> [GOAL]
Below is a block of records; repeat each one exactly.

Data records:
###

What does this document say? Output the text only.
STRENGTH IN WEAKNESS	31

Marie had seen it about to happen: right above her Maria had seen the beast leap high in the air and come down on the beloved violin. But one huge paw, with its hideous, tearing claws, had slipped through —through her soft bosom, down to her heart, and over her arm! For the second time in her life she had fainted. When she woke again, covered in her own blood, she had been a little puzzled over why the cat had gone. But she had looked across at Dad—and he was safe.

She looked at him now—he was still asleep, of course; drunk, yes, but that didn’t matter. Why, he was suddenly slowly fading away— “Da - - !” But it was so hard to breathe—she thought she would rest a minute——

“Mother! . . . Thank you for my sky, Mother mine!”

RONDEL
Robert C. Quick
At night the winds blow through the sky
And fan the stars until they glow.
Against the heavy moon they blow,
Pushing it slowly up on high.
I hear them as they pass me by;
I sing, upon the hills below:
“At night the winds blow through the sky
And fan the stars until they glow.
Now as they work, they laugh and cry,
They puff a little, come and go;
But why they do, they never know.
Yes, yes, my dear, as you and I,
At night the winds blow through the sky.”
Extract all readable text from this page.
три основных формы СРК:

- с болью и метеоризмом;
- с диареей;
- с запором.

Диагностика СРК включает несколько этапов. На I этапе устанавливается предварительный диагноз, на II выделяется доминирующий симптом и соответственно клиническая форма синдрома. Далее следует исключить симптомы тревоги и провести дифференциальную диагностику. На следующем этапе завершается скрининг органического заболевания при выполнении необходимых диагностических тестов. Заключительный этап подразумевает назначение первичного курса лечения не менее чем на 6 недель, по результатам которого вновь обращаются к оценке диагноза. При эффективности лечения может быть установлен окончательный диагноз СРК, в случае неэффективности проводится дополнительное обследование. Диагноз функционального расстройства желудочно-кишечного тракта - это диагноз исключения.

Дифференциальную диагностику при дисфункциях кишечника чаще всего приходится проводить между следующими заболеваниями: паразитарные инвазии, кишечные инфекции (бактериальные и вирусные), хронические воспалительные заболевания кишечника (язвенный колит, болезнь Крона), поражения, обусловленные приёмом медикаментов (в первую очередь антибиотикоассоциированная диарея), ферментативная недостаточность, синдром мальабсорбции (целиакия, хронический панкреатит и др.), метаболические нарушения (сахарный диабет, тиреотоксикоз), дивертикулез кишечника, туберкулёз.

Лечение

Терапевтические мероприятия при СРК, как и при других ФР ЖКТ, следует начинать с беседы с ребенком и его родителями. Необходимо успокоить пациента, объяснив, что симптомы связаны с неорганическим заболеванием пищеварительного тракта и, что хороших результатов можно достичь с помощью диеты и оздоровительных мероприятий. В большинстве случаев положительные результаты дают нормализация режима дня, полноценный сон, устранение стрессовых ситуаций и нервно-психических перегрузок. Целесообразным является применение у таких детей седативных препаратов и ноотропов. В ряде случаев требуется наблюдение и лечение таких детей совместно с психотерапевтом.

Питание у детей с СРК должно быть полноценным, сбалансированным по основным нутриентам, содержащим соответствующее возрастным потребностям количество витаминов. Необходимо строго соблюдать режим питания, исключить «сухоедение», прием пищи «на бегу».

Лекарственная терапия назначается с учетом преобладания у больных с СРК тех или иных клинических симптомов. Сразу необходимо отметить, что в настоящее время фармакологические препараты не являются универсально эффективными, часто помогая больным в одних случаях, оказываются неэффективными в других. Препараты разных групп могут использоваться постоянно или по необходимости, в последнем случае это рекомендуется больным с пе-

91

###

> [RIGHT ANSWER]
What does this document say? Output the text only.
STRENGTH IN WEAKNESS	31

Marie had seen it about to happen: right above her Maria had seen the beast leap high in the air and come down on the beloved violin. But one huge paw, with its hideous, tearing claws, had slipped through —through her soft bosom, down to her heart, and over her arm! For the second time in her life she had fainted. When she woke again, covered in her own blood, she had been a little puzzled over why the cat had gone. But she had looked across at Dad—and he was safe.

She looked at him now—he was still asleep, of course; drunk, yes, but that didn’t matter. Why, he was suddenly slowly fading away— “Da - - !” But it was so hard to breathe—she thought she would rest a minute——

“Mother! . . . Thank you for my sky, Mother mine!”

RONDEL
Robert C. Quick
At night the winds blow through the sky
And fan the stars until they glow.
Against the heavy moon they blow,
Pushing it slowly up on high.
I hear them as they pass me by;
I sing, upon the hills below:
“At night the winds blow through the sky
And fan the stars until they glow.
Now as they work, they laugh and cry,
They puff a little, come and go;
But why they do, they never know.
Yes, yes, my dear, as you and I,
At night the winds blow through the sky.”
Extract all readable text from this page.
три основных формы СРК:

- с болью и метеоризмом;
- с диареей;
- с запором.

Диагностика СРК включает несколько этапов. На I этапе устанавливается предварительный диагноз, на II выделяется доминирующий симптом и соответственно клиническая форма синдрома. Далее следует исключить симптомы тревоги и провести дифференциальную диагностику. На следующем этапе завершается скрининг органического заболевания при выполнении необходимых диагностических тестов. Заключительный этап подразумевает назначение первичного курса лечения не менее чем на 6 недель, по результатам которого вновь обращаются к оценке диагноза. При эффективности лечения может быть установлен окончательный диагноз СРК, в случае неэффективности проводится дополнительное обследование. Диагноз функционального расстройства желудочно-кишечного тракта - это диагноз исключения.

Дифференциальную диагностику при дисфункциях кишечника чаще всего приходится проводить между следующими заболеваниями: паразитарные инвазии, кишечные инфекции (бактериальные и вирусные), хронические воспалительные заболевания кишечника (язвенный колит, болезнь Крона), поражения, обусловленные приёмом медикаментов (в первую очередь антибиотикоассоциированная диарея), ферментативная недостаточность, синдром мальабсорбции (целиакия, хронический панкреатит и др.), метаболические нарушения (сахарный диабет, тиреотоксикоз), дивертикулез кишечника, туберкулёз.

Лечение

Терапевтические мероприятия при СРК, как и при других ФР ЖКТ, следует начинать с беседы с ребенком и его родителями. Необходимо успокоить пациента, объяснив, что симптомы связаны с неорганическим заболеванием пищеварительного тракта и, что хороших результатов можно достичь с помощью диеты и оздоровительных мероприятий. В большинстве случаев положительные результаты дают нормализация режима дня, полноценный сон, устранение стрессовых ситуаций и нервно-психических перегрузок. Целесообразным является применение у таких детей седативных препаратов и ноотропов. В ряде случаев требуется наблюдение и лечение таких детей совместно с психотерапевтом.

Питание у детей с СРК должно быть полноценным, сбалансированным по основным нутриентам, содержащим соответствующее возрастным потребностям количество витаминов. Необходимо строго соблюдать режим питания, исключить «сухоедение», прием пищи «на бегу».

Лекарственная терапия назначается с учетом преобладания у больных с СРК тех или иных клинических симптомов. Сразу необходимо отметить, что в настоящее время фармакологические препараты не являются универсально эффективными, часто помогая больным в одних случаях, оказываются неэффективными в других. Препараты разных групп могут использоваться постоянно или по необходимости, в последнем случае это рекомендуется больным с пе-

91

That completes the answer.